[What you should do] Below is a listing to write out in full, exactly as given, without its pictures.

--*--

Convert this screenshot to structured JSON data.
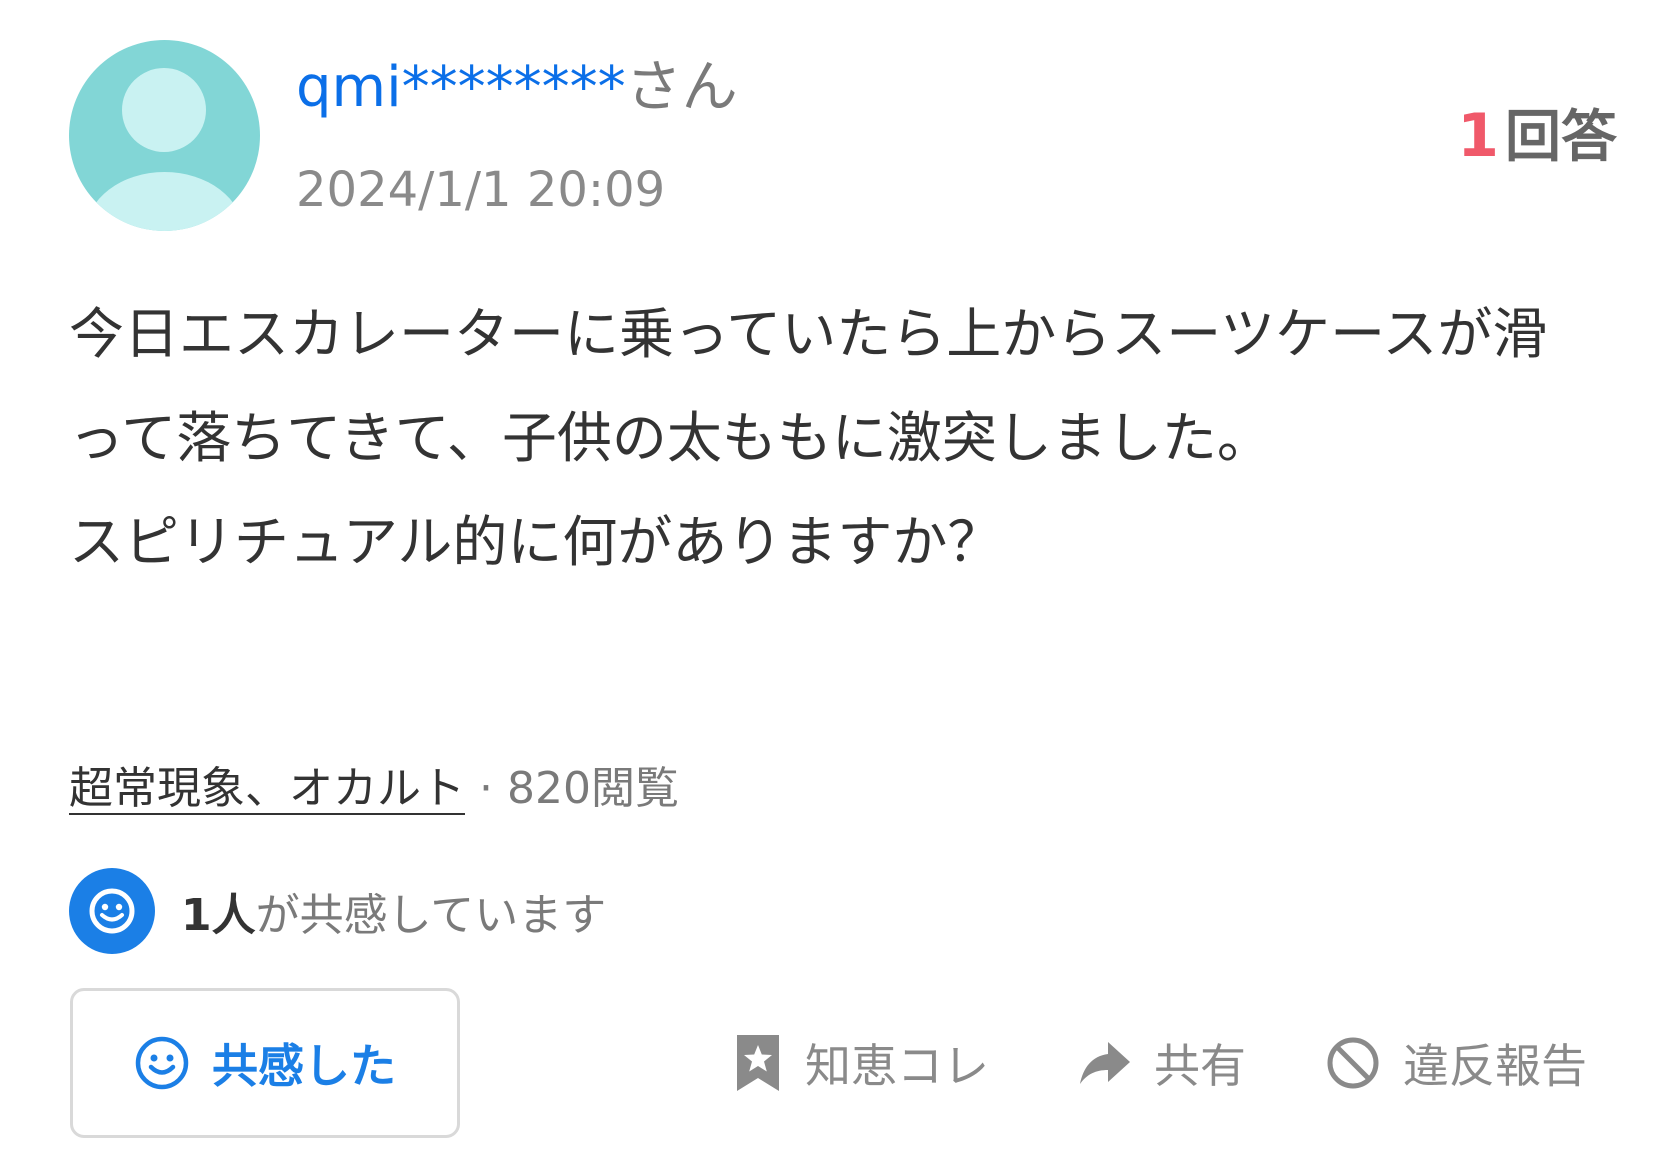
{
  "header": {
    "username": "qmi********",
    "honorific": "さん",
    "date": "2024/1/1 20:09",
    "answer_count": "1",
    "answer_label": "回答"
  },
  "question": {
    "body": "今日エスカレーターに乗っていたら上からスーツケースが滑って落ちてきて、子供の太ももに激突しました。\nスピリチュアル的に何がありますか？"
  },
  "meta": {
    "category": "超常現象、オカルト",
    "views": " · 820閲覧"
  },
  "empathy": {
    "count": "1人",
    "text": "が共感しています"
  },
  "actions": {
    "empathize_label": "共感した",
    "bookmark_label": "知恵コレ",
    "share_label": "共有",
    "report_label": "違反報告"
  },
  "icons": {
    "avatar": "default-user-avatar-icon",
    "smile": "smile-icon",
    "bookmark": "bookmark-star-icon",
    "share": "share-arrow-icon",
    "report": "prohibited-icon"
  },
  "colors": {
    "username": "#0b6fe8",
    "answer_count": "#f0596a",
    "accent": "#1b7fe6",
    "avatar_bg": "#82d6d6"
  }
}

--*--

[Final result]
Convert this screenshot to structured JSON data.
{
  "header": {
    "username": "qmi********",
    "honorific": "さん",
    "date": "2024/1/1 20:09",
    "answer_count": "1",
    "answer_label": "回答"
  },
  "question": {
    "body": "今日エスカレーターに乗っていたら上からスーツケースが滑って落ちてきて、子供の太ももに激突しました。\nスピリチュアル的に何がありますか？"
  },
  "meta": {
    "category": "超常現象、オカルト",
    "views": " · 820閲覧"
  },
  "empathy": {
    "count": "1人",
    "text": "が共感しています"
  },
  "actions": {
    "empathize_label": "共感した",
    "bookmark_label": "知恵コレ",
    "share_label": "共有",
    "report_label": "違反報告"
  },
  "icons": {
    "avatar": "default-user-avatar-icon",
    "smile": "smile-icon",
    "bookmark": "bookmark-star-icon",
    "share": "share-arrow-icon",
    "report": "prohibited-icon"
  },
  "colors": {
    "username": "#0b6fe8",
    "answer_count": "#f0596a",
    "accent": "#1b7fe6",
    "avatar_bg": "#82d6d6"
  }
}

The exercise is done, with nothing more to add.